A block of data:
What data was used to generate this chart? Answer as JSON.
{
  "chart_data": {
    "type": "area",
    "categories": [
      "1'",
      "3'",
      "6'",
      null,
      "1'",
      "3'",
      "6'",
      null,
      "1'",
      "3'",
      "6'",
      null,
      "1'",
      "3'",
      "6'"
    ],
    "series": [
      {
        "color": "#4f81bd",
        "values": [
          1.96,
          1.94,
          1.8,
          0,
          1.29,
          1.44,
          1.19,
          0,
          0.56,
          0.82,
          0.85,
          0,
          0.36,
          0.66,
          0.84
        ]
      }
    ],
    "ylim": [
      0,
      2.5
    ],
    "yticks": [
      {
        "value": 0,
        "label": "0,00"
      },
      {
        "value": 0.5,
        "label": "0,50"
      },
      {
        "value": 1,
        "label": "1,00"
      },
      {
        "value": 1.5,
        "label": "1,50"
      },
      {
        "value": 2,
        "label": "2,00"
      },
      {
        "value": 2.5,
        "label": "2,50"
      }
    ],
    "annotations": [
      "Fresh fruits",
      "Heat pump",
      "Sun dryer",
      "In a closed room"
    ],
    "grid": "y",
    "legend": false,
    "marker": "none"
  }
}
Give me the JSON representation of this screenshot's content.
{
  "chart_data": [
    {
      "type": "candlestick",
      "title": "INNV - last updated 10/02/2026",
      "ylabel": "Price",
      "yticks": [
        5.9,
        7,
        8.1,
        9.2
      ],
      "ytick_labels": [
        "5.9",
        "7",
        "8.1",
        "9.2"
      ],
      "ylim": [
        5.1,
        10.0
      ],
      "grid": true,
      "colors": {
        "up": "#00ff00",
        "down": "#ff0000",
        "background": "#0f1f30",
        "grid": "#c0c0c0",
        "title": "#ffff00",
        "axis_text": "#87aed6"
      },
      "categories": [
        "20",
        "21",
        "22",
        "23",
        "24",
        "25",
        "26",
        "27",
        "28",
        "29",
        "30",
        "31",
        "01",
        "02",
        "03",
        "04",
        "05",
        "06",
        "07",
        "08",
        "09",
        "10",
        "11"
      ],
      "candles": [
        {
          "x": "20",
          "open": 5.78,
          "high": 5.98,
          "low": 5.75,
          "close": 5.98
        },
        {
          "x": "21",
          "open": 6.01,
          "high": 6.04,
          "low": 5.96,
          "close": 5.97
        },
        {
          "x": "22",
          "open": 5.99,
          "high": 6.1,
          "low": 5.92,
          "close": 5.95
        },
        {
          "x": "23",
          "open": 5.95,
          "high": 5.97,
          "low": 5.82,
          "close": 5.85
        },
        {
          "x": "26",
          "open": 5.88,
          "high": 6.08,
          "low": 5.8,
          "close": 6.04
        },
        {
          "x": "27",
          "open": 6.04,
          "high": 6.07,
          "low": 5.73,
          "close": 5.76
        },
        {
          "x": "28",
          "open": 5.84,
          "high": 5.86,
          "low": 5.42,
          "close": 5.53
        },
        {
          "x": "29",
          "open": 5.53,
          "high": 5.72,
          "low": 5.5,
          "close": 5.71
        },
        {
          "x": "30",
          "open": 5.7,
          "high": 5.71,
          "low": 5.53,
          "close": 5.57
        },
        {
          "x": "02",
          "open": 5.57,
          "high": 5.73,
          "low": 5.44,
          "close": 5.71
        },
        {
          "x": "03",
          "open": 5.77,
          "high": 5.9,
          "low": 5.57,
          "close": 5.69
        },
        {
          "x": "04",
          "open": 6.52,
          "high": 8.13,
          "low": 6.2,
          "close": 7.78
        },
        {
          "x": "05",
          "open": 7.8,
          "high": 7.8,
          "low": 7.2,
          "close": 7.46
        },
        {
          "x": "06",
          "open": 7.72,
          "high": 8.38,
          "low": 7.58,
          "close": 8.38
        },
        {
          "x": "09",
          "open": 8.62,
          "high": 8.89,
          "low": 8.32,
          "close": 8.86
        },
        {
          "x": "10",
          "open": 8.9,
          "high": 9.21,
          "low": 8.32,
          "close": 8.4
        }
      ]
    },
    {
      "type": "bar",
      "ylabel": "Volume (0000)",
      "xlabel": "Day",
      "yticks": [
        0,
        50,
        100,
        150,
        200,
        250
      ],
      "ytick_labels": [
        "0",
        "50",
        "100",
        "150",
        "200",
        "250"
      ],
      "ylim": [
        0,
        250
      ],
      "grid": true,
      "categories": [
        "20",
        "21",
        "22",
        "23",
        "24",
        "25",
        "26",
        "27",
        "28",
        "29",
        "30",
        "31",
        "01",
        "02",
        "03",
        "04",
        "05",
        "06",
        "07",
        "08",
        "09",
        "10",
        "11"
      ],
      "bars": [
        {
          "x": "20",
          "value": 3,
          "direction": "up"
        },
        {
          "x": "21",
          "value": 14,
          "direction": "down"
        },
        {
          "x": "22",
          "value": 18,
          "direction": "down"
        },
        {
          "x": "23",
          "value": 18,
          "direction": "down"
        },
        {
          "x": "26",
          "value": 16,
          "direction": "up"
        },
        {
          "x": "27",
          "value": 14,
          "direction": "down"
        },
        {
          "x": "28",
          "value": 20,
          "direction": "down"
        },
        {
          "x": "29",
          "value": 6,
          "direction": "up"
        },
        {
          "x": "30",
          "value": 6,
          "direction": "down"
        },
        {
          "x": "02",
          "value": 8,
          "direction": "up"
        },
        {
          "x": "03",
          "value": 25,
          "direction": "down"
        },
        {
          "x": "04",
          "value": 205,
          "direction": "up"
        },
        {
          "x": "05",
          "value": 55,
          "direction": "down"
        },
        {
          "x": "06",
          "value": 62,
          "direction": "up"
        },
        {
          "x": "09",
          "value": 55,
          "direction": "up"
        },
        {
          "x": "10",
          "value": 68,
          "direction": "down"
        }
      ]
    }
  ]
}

**Work to complete:** Gather every line from the listing above in which "title" appears, and copy those lines.

**Finished exercise:**
      "title": "INNV - last updated 10/02/2026",
        "title": "#ffff00",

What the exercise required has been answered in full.